> _SET PROBLEM_:
Collect all lines from the records below that include the word "zostać".

:::

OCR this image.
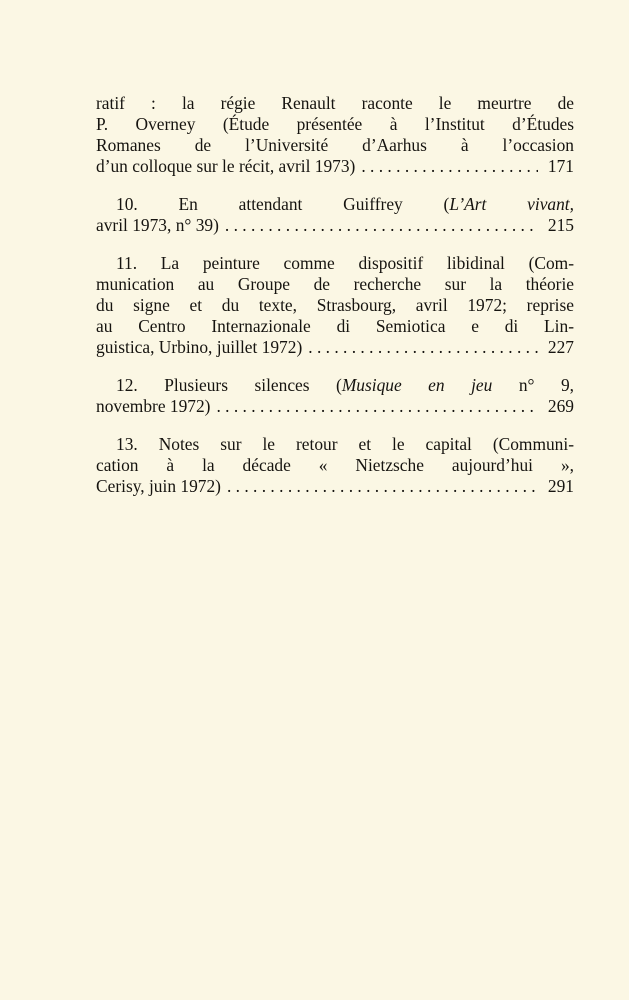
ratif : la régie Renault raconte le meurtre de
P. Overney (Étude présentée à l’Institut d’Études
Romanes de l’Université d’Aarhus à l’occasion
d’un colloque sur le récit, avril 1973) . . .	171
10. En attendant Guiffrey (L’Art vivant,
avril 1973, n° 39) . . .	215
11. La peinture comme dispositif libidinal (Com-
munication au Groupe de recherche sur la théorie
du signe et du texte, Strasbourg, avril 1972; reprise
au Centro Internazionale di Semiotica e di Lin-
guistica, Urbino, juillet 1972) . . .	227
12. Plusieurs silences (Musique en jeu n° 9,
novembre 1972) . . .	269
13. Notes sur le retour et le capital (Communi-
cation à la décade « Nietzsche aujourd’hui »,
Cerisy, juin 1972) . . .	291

:::

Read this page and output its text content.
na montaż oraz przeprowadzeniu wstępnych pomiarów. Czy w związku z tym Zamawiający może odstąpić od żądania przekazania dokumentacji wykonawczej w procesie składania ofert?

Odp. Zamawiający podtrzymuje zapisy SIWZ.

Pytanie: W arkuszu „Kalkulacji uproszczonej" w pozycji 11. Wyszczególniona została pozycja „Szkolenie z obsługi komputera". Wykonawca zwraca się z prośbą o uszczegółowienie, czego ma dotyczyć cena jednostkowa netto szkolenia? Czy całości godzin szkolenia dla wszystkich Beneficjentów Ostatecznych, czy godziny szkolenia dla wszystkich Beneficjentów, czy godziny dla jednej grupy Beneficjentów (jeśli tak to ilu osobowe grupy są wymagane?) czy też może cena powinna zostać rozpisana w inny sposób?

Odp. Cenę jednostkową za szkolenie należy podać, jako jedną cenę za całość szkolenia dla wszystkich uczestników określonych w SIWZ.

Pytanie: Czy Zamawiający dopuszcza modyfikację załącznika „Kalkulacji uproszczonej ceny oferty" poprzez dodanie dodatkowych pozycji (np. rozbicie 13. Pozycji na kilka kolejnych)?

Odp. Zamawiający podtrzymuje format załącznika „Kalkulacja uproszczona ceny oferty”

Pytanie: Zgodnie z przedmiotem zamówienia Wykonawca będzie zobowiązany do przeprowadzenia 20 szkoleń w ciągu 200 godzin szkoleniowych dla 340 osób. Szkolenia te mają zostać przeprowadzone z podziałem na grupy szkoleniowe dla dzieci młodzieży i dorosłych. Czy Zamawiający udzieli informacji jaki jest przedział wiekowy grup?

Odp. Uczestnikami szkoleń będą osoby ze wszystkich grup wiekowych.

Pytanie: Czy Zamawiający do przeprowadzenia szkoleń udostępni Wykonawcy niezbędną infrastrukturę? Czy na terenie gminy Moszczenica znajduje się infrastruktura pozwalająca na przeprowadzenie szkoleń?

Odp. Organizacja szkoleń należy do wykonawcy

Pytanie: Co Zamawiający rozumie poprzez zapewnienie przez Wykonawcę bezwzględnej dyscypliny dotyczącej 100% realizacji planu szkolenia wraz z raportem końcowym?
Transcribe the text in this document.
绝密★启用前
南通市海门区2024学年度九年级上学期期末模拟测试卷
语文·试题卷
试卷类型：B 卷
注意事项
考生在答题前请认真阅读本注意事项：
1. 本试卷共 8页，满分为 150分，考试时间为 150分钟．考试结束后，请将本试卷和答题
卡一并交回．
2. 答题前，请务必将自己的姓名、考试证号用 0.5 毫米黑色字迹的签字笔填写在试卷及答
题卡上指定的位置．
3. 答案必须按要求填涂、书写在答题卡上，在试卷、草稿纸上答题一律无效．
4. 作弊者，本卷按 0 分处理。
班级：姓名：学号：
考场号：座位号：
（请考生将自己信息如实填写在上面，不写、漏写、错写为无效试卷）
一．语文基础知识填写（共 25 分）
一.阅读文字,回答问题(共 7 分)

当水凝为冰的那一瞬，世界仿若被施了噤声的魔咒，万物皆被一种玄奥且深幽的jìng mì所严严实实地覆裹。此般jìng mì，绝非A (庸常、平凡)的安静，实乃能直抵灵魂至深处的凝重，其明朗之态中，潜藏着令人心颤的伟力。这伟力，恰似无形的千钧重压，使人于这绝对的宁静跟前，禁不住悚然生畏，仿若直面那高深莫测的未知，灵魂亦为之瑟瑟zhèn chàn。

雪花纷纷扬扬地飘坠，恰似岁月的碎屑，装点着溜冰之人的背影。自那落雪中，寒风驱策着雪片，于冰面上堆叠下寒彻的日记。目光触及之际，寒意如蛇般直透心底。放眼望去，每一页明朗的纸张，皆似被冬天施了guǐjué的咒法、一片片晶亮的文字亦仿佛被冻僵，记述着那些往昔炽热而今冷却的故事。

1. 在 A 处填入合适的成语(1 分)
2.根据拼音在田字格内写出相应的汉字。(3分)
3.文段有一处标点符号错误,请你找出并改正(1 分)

:::

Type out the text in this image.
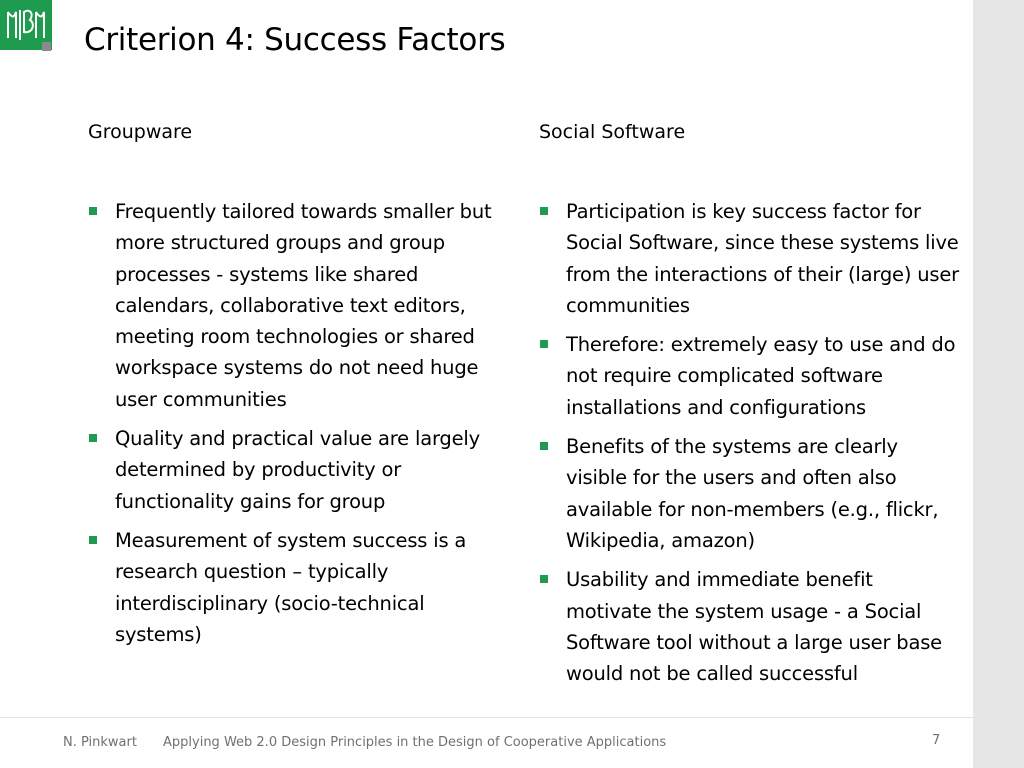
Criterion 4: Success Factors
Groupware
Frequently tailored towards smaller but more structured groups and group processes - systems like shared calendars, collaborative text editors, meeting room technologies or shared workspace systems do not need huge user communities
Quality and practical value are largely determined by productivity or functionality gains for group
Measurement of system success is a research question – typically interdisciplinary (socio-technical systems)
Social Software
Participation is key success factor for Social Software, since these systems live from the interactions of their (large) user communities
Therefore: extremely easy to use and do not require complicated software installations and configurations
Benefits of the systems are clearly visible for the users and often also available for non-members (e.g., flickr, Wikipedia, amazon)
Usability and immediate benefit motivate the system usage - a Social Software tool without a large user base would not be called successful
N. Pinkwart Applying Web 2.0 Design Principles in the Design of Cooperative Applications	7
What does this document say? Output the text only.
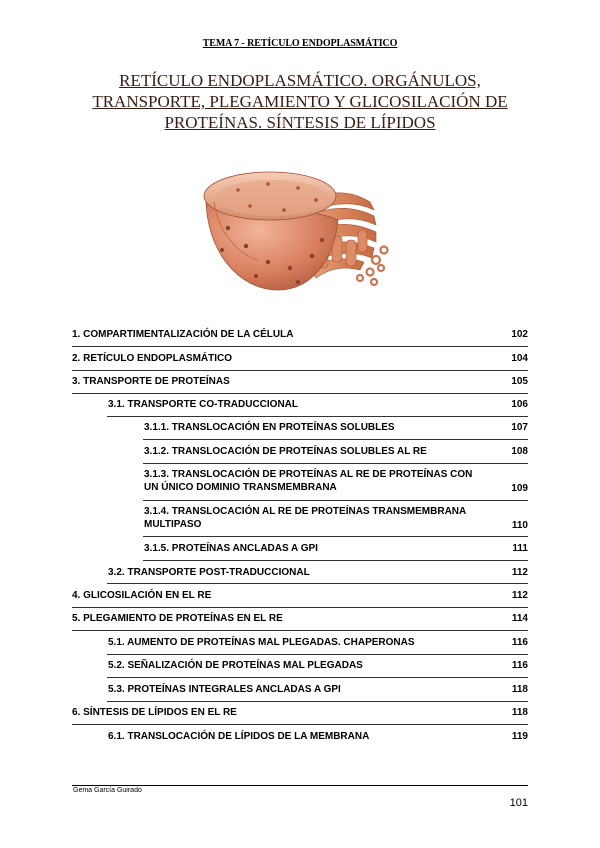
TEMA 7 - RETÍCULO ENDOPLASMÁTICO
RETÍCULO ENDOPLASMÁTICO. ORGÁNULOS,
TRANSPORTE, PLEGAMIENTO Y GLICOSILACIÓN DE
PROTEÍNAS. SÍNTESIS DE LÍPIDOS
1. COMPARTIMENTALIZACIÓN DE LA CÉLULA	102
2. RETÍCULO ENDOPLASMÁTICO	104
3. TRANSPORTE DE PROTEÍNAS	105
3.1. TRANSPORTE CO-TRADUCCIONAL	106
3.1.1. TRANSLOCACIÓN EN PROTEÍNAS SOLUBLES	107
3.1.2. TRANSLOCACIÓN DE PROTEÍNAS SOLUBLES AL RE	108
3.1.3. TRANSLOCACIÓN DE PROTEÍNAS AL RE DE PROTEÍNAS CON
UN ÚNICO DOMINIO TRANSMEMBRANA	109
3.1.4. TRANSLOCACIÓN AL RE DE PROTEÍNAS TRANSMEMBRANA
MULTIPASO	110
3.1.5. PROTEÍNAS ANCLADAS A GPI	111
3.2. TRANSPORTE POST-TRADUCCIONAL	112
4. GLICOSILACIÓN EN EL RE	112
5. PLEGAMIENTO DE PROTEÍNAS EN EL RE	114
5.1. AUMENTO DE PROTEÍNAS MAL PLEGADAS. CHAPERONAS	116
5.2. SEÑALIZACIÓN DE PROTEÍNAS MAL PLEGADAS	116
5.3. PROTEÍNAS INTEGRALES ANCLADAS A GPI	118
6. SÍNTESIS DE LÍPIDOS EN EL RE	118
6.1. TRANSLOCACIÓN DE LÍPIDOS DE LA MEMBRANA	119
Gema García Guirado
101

:::

> _OUTPUT OF THE EXERCISE_:
Pytanie: W arkuszu „Kalkulacji uproszczonej" w pozycji 11. Wyszczególniona została pozycja „Szkolenie z obsługi komputera". Wykonawca zwraca się z prośbą o uszczegółowienie, czego ma dotyczyć cena jednostkowa netto szkolenia? Czy całości godzin szkolenia dla wszystkich Beneficjentów Ostatecznych, czy godziny szkolenia dla wszystkich Beneficjentów, czy godziny dla jednej grupy Beneficjentów (jeśli tak to ilu osobowe grupy są wymagane?) czy też może cena powinna zostać rozpisana w inny sposób?
Pytanie: Zgodnie z przedmiotem zamówienia Wykonawca będzie zobowiązany do przeprowadzenia 20 szkoleń w ciągu 200 godzin szkoleniowych dla 340 osób. Szkolenia te mają zostać przeprowadzone z podziałem na grupy szkoleniowe dla dzieci młodzieży i dorosłych. Czy Zamawiający udzieli informacji jaki jest przedział wiekowy grup?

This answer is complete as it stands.